Render every entry exactly as it appears.

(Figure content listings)
^^^^^^^^^^^^^^^^

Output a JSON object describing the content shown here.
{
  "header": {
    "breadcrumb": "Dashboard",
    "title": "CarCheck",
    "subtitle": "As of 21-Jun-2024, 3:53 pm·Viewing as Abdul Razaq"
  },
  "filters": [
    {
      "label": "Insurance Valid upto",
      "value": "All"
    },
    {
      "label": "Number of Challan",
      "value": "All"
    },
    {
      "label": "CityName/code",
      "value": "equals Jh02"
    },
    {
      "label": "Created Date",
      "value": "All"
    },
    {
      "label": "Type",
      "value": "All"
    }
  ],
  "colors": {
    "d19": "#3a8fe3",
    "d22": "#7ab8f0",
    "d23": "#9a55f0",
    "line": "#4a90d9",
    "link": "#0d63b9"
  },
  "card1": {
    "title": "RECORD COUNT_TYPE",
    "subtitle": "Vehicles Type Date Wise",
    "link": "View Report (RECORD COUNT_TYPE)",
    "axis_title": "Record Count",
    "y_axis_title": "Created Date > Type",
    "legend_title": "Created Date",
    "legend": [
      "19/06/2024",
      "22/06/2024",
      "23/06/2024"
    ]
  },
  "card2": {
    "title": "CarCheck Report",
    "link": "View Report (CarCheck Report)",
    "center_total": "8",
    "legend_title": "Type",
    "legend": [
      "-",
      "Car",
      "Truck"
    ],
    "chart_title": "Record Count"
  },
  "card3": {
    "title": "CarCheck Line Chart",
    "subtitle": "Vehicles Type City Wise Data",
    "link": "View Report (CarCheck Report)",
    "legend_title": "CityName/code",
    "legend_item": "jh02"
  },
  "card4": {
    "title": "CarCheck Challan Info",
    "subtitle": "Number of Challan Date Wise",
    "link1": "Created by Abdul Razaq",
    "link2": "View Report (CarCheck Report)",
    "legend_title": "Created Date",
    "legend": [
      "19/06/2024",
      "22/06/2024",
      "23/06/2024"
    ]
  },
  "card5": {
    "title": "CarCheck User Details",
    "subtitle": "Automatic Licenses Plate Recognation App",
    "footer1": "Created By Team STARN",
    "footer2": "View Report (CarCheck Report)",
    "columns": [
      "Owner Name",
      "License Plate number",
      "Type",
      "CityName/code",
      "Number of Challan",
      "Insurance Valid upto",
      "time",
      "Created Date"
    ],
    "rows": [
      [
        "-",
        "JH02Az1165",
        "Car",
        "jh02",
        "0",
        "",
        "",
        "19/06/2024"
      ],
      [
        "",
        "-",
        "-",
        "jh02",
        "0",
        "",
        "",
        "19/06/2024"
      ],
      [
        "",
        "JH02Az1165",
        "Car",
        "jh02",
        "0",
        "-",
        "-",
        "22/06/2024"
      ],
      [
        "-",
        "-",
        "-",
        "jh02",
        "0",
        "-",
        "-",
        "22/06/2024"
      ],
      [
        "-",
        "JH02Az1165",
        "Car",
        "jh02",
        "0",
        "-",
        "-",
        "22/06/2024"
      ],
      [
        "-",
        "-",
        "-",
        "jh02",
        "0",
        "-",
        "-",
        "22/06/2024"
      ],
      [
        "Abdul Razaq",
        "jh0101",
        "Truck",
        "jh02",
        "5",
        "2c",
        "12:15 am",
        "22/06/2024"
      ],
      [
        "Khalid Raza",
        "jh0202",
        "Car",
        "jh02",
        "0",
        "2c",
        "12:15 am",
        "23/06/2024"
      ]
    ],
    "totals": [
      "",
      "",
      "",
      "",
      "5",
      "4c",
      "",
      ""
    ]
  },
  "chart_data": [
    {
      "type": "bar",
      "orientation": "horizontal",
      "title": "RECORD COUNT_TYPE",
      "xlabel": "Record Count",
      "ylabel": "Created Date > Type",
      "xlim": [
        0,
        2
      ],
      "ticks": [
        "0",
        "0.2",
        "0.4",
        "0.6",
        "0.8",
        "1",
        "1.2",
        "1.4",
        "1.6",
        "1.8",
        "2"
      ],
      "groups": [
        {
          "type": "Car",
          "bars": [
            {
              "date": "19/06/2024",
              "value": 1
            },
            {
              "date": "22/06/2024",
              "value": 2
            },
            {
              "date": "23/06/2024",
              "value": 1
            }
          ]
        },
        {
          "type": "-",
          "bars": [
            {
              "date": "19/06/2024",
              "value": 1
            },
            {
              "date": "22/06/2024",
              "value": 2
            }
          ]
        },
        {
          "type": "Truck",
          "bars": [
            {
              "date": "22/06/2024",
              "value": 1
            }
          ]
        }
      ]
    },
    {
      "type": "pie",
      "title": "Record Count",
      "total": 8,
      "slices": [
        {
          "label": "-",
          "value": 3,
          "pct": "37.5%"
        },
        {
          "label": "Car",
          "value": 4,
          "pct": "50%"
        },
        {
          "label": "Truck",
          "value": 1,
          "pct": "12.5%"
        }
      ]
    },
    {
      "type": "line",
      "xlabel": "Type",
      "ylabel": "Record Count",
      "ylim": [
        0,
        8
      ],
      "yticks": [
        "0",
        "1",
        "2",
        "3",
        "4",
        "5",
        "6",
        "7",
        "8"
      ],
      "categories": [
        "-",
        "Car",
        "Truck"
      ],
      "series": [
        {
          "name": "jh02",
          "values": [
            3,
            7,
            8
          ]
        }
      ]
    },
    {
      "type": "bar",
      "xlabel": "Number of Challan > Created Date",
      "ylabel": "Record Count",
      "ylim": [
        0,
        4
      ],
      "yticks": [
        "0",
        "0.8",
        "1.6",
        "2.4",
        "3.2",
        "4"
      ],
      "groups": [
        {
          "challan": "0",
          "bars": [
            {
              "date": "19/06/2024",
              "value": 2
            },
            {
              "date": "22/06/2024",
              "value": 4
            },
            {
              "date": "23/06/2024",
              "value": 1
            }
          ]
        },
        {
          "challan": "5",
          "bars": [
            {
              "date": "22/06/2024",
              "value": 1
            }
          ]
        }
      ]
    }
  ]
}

^^^^^^^^^^^^^^^^

Answer in full -
Output a JSON object describing the content shown here.
{
  "header": {
    "breadcrumb": "Dashboard",
    "title": "CarCheck",
    "subtitle": "As of 21-Jun-2024, 3:53 pm·Viewing as Abdul Razaq"
  },
  "filters": [
    {
      "label": "Insurance Valid upto",
      "value": "All"
    },
    {
      "label": "Number of Challan",
      "value": "All"
    },
    {
      "label": "CityName/code",
      "value": "equals Jh02"
    },
    {
      "label": "Created Date",
      "value": "All"
    },
    {
      "label": "Type",
      "value": "All"
    }
  ],
  "colors": {
    "d19": "#3a8fe3",
    "d22": "#7ab8f0",
    "d23": "#9a55f0",
    "line": "#4a90d9",
    "link": "#0d63b9"
  },
  "card1": {
    "title": "RECORD COUNT_TYPE",
    "subtitle": "Vehicles Type Date Wise",
    "link": "View Report (RECORD COUNT_TYPE)",
    "axis_title": "Record Count",
    "y_axis_title": "Created Date > Type",
    "legend_title": "Created Date",
    "legend": [
      "19/06/2024",
      "22/06/2024",
      "23/06/2024"
    ]
  },
  "card2": {
    "title": "CarCheck Report",
    "link": "View Report (CarCheck Report)",
    "center_total": "8",
    "legend_title": "Type",
    "legend": [
      "-",
      "Car",
      "Truck"
    ],
    "chart_title": "Record Count"
  },
  "card3": {
    "title": "CarCheck Line Chart",
    "subtitle": "Vehicles Type City Wise Data",
    "link": "View Report (CarCheck Report)",
    "legend_title": "CityName/code",
    "legend_item": "jh02"
  },
  "card4": {
    "title": "CarCheck Challan Info",
    "subtitle": "Number of Challan Date Wise",
    "link1": "Created by Abdul Razaq",
    "link2": "View Report (CarCheck Report)",
    "legend_title": "Created Date",
    "legend": [
      "19/06/2024",
      "22/06/2024",
      "23/06/2024"
    ]
  },
  "card5": {
    "title": "CarCheck User Details",
    "subtitle": "Automatic Licenses Plate Recognation App",
    "footer1": "Created By Team STARN",
    "footer2": "View Report (CarCheck Report)",
    "columns": [
      "Owner Name",
      "License Plate number",
      "Type",
      "CityName/code",
      "Number of Challan",
      "Insurance Valid upto",
      "time",
      "Created Date"
    ],
    "rows": [
      [
        "-",
        "JH02Az1165",
        "Car",
        "jh02",
        "0",
        "",
        "",
        "19/06/2024"
      ],
      [
        "",
        "-",
        "-",
        "jh02",
        "0",
        "",
        "",
        "19/06/2024"
      ],
      [
        "",
        "JH02Az1165",
        "Car",
        "jh02",
        "0",
        "-",
        "-",
        "22/06/2024"
      ],
      [
        "-",
        "-",
        "-",
        "jh02",
        "0",
        "-",
        "-",
        "22/06/2024"
      ],
      [
        "-",
        "JH02Az1165",
        "Car",
        "jh02",
        "0",
        "-",
        "-",
        "22/06/2024"
      ],
      [
        "-",
        "-",
        "-",
        "jh02",
        "0",
        "-",
        "-",
        "22/06/2024"
      ],
      [
        "Abdul Razaq",
        "jh0101",
        "Truck",
        "jh02",
        "5",
        "2c",
        "12:15 am",
        "22/06/2024"
      ],
      [
        "Khalid Raza",
        "jh0202",
        "Car",
        "jh02",
        "0",
        "2c",
        "12:15 am",
        "23/06/2024"
      ]
    ],
    "totals": [
      "",
      "",
      "",
      "",
      "5",
      "4c",
      "",
      ""
    ]
  },
  "chart_data": [
    {
      "type": "bar",
      "orientation": "horizontal",
      "title": "RECORD COUNT_TYPE",
      "xlabel": "Record Count",
      "ylabel": "Created Date > Type",
      "xlim": [
        0,
        2
      ],
      "ticks": [
        "0",
        "0.2",
        "0.4",
        "0.6",
        "0.8",
        "1",
        "1.2",
        "1.4",
        "1.6",
        "1.8",
        "2"
      ],
      "groups": [
        {
          "type": "Car",
          "bars": [
            {
              "date": "19/06/2024",
              "value": 1
            },
            {
              "date": "22/06/2024",
              "value": 2
            },
            {
              "date": "23/06/2024",
              "value": 1
            }
          ]
        },
        {
          "type": "-",
          "bars": [
            {
              "date": "19/06/2024",
              "value": 1
            },
            {
              "date": "22/06/2024",
              "value": 2
            }
          ]
        },
        {
          "type": "Truck",
          "bars": [
            {
              "date": "22/06/2024",
              "value": 1
            }
          ]
        }
      ]
    },
    {
      "type": "pie",
      "title": "Record Count",
      "total": 8,
      "slices": [
        {
          "label": "-",
          "value": 3,
          "pct": "37.5%"
        },
        {
          "label": "Car",
          "value": 4,
          "pct": "50%"
        },
        {
          "label": "Truck",
          "value": 1,
          "pct": "12.5%"
        }
      ]
    },
    {
      "type": "line",
      "xlabel": "Type",
      "ylabel": "Record Count",
      "ylim": [
        0,
        8
      ],
      "yticks": [
        "0",
        "1",
        "2",
        "3",
        "4",
        "5",
        "6",
        "7",
        "8"
      ],
      "categories": [
        "-",
        "Car",
        "Truck"
      ],
      "series": [
        {
          "name": "jh02",
          "values": [
            3,
            7,
            8
          ]
        }
      ]
    },
    {
      "type": "bar",
      "xlabel": "Number of Challan > Created Date",
      "ylabel": "Record Count",
      "ylim": [
        0,
        4
      ],
      "yticks": [
        "0",
        "0.8",
        "1.6",
        "2.4",
        "3.2",
        "4"
      ],
      "groups": [
        {
          "challan": "0",
          "bars": [
            {
              "date": "19/06/2024",
              "value": 2
            },
            {
              "date": "22/06/2024",
              "value": 4
            },
            {
              "date": "23/06/2024",
              "value": 1
            }
          ]
        },
        {
          "challan": "5",
          "bars": [
            {
              "date": "22/06/2024",
              "value": 1
            }
          ]
        }
      ]
    }
  ]
}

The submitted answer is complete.